● Page text
== Segment start ==
Tuesday, November 17, 2009

New

There used to be a time when I wanted another baby. I would think of my life as a mother and refuse to believe that that chance to cuddle a baby was over for me. And I would hide the sadness by feigning relief at infertility. That was years ago. Evan was 3 or 4 years old: still young, but undeniably growing up on me. About 5 years ago. But it never happened, and I just assumed that God forgot.

I always said I wanted to be a doctor. I guess secretly I never believed it could happen. But then something crazy happened, and I made the first step that was more of a leap of faith. And then came progress. And before I knew what was happening, everything I have always wanted was right there within my reach.

I did that for myself. Suddenly the idea of Evan being an only child wasn't so bad. It meant I could have everything I wanted: a career in medicine, a husband I love, being a mother. I didn't have to sacrifice a thing other than sleep and some elbow grease. Perfect.

But God, if He or She exists, does have a sense of humor. Immersed in my world of school and work, I never noticed that my boobs hurt that badly until one day when I stopped to pay attention. So I took the test that had nothing to do with pre-med, and it was positive before I could even put it on the counter to wait the requisite three minutes. Of course it had to be wrong, so I took another. Same result. So I called a doctor and got orders sent to a lab, just to be sure. Yes. We are having another baby.

I was completely in shock. Not according to plan. Evan will be 9 about two months after this one is to be born. Then I thought about how I was almost done. About applying to med school with an infant in tow. About another mouth to feed. And I was upet.

But nature took care of that. Over the weeks, as my belly first turned softer, then started to firm with the swelling of new life. And I saw the flutter of a heart beat, strong and persistant, on a screen. Saw the smile light John's face and the excitement flicker in Evan's eyes. And suddely, my outlook changed.

I get to try it all again. I get a chance to amend the errors I made with Evan, as we parents do sometimes. I get the last chance to be the perfect mother. To smell thebuttermilk breath of a newborn and feel the flutter of batting eyelashes against my cheek. I get to sing lullabies again without anyone insisting they are too old for them. I get to witness first steps and first words again. To hear a baby's giggle. To buy those tiny clothes and smell baby lotion.

So considering names, I go for meaning and not trends. And my first inclination is the Emily I have always wanted. But then I see Amelia's meaning: work, strain, effort. And I know that this is the one. But what for a boy? John and I could not agree. Until, at the very end of the alphabet, I found one that brought tears to my eys.

The meaning of Zachary: God remembered.

Monday, November 2, 2009

Surviving H1N1


Where in the Hell have I been lately?


Well, Organic Chemistry is trying to kill me, I swear. And I have been working like a dog thanks to the pesky H1N1. I havemore updates later, but those will come unde separate cover...
== Segment end ==
[Bounding box prediction data]
== Segment start ==
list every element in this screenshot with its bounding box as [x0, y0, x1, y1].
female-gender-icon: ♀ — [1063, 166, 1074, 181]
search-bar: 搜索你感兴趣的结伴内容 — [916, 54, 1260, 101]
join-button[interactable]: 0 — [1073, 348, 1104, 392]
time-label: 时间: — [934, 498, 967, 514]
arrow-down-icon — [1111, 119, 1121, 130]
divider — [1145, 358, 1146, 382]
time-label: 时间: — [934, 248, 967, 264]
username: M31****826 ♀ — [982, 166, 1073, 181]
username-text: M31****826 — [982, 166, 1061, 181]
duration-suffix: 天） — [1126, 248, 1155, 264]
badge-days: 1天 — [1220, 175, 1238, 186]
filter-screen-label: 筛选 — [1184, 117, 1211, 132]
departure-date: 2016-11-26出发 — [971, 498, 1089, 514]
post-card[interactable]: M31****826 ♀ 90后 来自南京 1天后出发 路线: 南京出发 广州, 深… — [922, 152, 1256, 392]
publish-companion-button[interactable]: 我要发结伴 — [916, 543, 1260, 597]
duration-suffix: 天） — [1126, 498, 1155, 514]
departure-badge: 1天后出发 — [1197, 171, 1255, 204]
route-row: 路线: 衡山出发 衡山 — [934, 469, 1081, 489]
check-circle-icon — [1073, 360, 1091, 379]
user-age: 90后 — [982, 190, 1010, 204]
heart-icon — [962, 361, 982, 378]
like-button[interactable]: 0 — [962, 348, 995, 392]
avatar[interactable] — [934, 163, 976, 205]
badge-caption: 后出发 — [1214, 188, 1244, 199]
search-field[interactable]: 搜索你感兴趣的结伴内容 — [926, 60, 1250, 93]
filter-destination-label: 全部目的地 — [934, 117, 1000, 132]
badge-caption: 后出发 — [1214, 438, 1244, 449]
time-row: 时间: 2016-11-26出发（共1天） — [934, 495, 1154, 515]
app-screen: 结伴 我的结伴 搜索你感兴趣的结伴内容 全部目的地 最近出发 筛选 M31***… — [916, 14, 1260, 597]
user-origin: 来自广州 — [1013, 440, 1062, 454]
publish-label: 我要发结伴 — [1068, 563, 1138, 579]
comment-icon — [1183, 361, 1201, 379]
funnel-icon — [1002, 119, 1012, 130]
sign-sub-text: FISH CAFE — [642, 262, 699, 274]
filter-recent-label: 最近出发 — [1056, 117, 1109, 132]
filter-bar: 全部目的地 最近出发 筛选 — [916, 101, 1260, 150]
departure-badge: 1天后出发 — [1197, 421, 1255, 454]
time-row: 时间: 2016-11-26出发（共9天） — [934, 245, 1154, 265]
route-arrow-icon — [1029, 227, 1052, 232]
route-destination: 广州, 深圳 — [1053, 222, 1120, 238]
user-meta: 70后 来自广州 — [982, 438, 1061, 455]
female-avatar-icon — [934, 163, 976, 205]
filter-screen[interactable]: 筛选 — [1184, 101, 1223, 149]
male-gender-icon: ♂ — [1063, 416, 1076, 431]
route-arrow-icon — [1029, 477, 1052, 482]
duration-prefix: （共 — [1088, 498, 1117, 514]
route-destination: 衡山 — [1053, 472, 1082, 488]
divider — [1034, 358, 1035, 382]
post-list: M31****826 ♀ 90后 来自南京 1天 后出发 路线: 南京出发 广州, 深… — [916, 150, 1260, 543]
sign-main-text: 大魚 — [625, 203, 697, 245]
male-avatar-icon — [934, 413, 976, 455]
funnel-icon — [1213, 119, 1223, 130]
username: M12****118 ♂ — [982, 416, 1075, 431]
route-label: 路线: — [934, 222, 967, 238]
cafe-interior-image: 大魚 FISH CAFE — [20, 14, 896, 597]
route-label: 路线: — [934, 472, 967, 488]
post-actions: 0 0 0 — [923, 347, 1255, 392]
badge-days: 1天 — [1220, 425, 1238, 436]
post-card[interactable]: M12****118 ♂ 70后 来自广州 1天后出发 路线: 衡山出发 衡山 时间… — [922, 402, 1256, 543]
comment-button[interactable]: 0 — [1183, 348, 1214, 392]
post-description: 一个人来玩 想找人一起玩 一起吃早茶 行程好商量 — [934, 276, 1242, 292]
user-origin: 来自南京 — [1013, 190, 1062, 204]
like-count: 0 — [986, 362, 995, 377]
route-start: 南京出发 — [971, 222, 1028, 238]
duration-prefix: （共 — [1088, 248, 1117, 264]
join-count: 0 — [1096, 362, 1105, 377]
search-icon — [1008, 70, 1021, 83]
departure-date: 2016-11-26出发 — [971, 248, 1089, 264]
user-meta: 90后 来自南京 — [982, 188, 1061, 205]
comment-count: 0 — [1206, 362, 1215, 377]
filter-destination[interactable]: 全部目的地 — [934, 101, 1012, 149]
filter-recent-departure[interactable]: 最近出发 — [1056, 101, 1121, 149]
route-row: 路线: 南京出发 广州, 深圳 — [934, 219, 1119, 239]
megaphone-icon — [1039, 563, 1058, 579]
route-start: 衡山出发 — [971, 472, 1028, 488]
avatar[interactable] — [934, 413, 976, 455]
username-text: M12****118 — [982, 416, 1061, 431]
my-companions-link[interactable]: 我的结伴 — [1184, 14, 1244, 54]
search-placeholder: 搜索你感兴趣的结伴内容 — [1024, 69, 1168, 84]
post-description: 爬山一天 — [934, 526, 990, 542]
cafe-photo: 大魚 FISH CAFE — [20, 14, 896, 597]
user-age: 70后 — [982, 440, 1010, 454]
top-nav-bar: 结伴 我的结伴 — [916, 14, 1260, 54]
== Segment end ==
● Tasks to complete
**A.** Answer these questions using the blog page, one answer per line:
(i) What did the writer always say they wanted to be?
(ii) How old will Evan be about two months after the new baby is born?
(iii) What meaning does the writer give for the name Amelia?
**B.** Please print the passage of the blog page starting at "I get to try" and ending at "tears to my eys.".

● Results of the exercise
**A.**
(i) A doctor.
(ii) 9.
(iii) Work, strain, effort.

**B.**
I get to try it all again. I get a chance to amend the errors I made with Evan, as we parents do sometimes. I get the last chance to be the perfect mother. To smell thebuttermilk breath of a newborn and feel the flutter of batting eyelashes against my cheek. I get to sing lullabies again without anyone insisting they are too old for them. I get to witness first steps and first words again. To hear a baby's giggle. To buy those tiny clothes and smell baby lotion.

So considering names, I go for meaning and not trends. And my first inclination is the Emily I have always wanted. But then I see Amelia's meaning: work, strain, effort. And I know that this is the one. But what for a boy? John and I could not agree. Until, at the very end of the alphabet, I found one that brought tears to my eys.